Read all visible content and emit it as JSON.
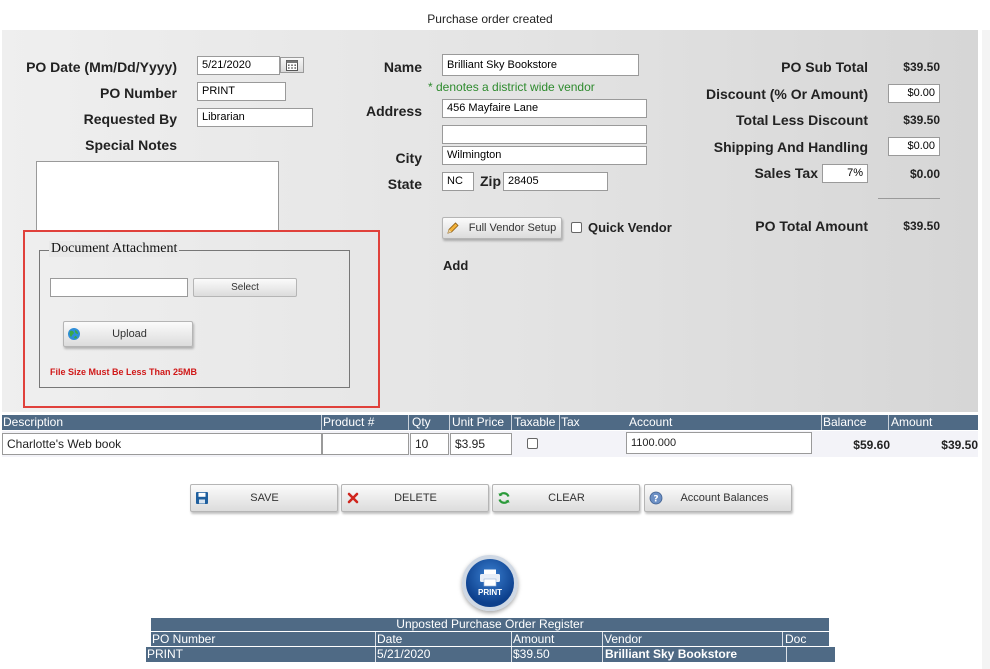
{
  "status_message": "Purchase order created",
  "form": {
    "po_date_label": "PO Date (Mm/Dd/Yyyy)",
    "po_date_value": "5/21/2020",
    "po_number_label": "PO Number",
    "po_number_value": "PRINT",
    "requested_by_label": "Requested By",
    "requested_by_value": "Librarian",
    "special_notes_label": "Special Notes",
    "special_notes_value": ""
  },
  "vendor": {
    "name_label": "Name",
    "name_value": "Brilliant Sky Bookstore",
    "district_note": "* denotes a district wide vendor",
    "address_label": "Address",
    "address1_value": "456 Mayfaire Lane",
    "address2_value": "",
    "city_label": "City",
    "city_value": "Wilmington",
    "state_label": "State",
    "state_value": "NC",
    "zip_label": "Zip",
    "zip_value": "28405",
    "full_setup_label": "Full Vendor Setup",
    "quick_vendor_label": "Quick Vendor",
    "add_label": "Add"
  },
  "totals": {
    "sub_total_label": "PO Sub Total",
    "sub_total_value": "$39.50",
    "discount_label": "Discount (% Or Amount)",
    "discount_value": "$0.00",
    "less_discount_label": "Total Less Discount",
    "less_discount_value": "$39.50",
    "shipping_label": "Shipping And Handling",
    "shipping_value": "$0.00",
    "sales_tax_label": "Sales Tax",
    "sales_tax_rate": "7%",
    "sales_tax_value": "$0.00",
    "po_total_label": "PO Total Amount",
    "po_total_value": "$39.50"
  },
  "attachment": {
    "legend": "Document Attachment",
    "file_value": "",
    "select_label": "Select",
    "upload_label": "Upload",
    "size_warning": "File Size Must Be Less Than 25MB"
  },
  "line_items": {
    "headers": [
      "Description",
      "Product #",
      "Qty",
      "Unit Price",
      "Taxable",
      "Tax",
      "Account",
      "Balance",
      "Amount"
    ],
    "rows": [
      {
        "description": "Charlotte's Web book",
        "product": "",
        "qty": "10",
        "unit_price": "$3.95",
        "account": "1100.000",
        "balance": "$59.60",
        "amount": "$39.50"
      }
    ]
  },
  "actions": {
    "save": "SAVE",
    "delete": "DELETE",
    "clear": "CLEAR",
    "balances": "Account Balances",
    "print": "PRINT"
  },
  "register": {
    "title": "Unposted Purchase Order Register",
    "headers": [
      "PO Number",
      "Date",
      "Amount",
      "Vendor",
      "Doc"
    ],
    "rows": [
      {
        "po_number": "PRINT",
        "date": "5/21/2020",
        "amount": "$39.50",
        "vendor": "Brilliant Sky Bookstore",
        "doc": ""
      }
    ]
  },
  "colors": {
    "grid_header": "#4f6a85",
    "highlight_frame": "#e0413b",
    "warning_text": "#d01818",
    "district_note": "#2e8b2e"
  }
}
┄┄┄┄┄┄┄┄┄┄
__TASK TO COMPLETE__: Repeat the records above verbatim, with no pictures in the result.

__CORRECT ANSWER__:
Read all visible content and emit it as JSON.
{
  "status_message": "Purchase order created",
  "form": {
    "po_date_label": "PO Date (Mm/Dd/Yyyy)",
    "po_date_value": "5/21/2020",
    "po_number_label": "PO Number",
    "po_number_value": "PRINT",
    "requested_by_label": "Requested By",
    "requested_by_value": "Librarian",
    "special_notes_label": "Special Notes",
    "special_notes_value": ""
  },
  "vendor": {
    "name_label": "Name",
    "name_value": "Brilliant Sky Bookstore",
    "district_note": "* denotes a district wide vendor",
    "address_label": "Address",
    "address1_value": "456 Mayfaire Lane",
    "address2_value": "",
    "city_label": "City",
    "city_value": "Wilmington",
    "state_label": "State",
    "state_value": "NC",
    "zip_label": "Zip",
    "zip_value": "28405",
    "full_setup_label": "Full Vendor Setup",
    "quick_vendor_label": "Quick Vendor",
    "add_label": "Add"
  },
  "totals": {
    "sub_total_label": "PO Sub Total",
    "sub_total_value": "$39.50",
    "discount_label": "Discount (% Or Amount)",
    "discount_value": "$0.00",
    "less_discount_label": "Total Less Discount",
    "less_discount_value": "$39.50",
    "shipping_label": "Shipping And Handling",
    "shipping_value": "$0.00",
    "sales_tax_label": "Sales Tax",
    "sales_tax_rate": "7%",
    "sales_tax_value": "$0.00",
    "po_total_label": "PO Total Amount",
    "po_total_value": "$39.50"
  },
  "attachment": {
    "legend": "Document Attachment",
    "file_value": "",
    "select_label": "Select",
    "upload_label": "Upload",
    "size_warning": "File Size Must Be Less Than 25MB"
  },
  "line_items": {
    "headers": [
      "Description",
      "Product #",
      "Qty",
      "Unit Price",
      "Taxable",
      "Tax",
      "Account",
      "Balance",
      "Amount"
    ],
    "rows": [
      {
        "description": "Charlotte's Web book",
        "product": "",
        "qty": "10",
        "unit_price": "$3.95",
        "account": "1100.000",
        "balance": "$59.60",
        "amount": "$39.50"
      }
    ]
  },
  "actions": {
    "save": "SAVE",
    "delete": "DELETE",
    "clear": "CLEAR",
    "balances": "Account Balances",
    "print": "PRINT"
  },
  "register": {
    "title": "Unposted Purchase Order Register",
    "headers": [
      "PO Number",
      "Date",
      "Amount",
      "Vendor",
      "Doc"
    ],
    "rows": [
      {
        "po_number": "PRINT",
        "date": "5/21/2020",
        "amount": "$39.50",
        "vendor": "Brilliant Sky Bookstore",
        "doc": ""
      }
    ]
  },
  "colors": {
    "grid_header": "#4f6a85",
    "highlight_frame": "#e0413b",
    "warning_text": "#d01818",
    "district_note": "#2e8b2e"
  }
}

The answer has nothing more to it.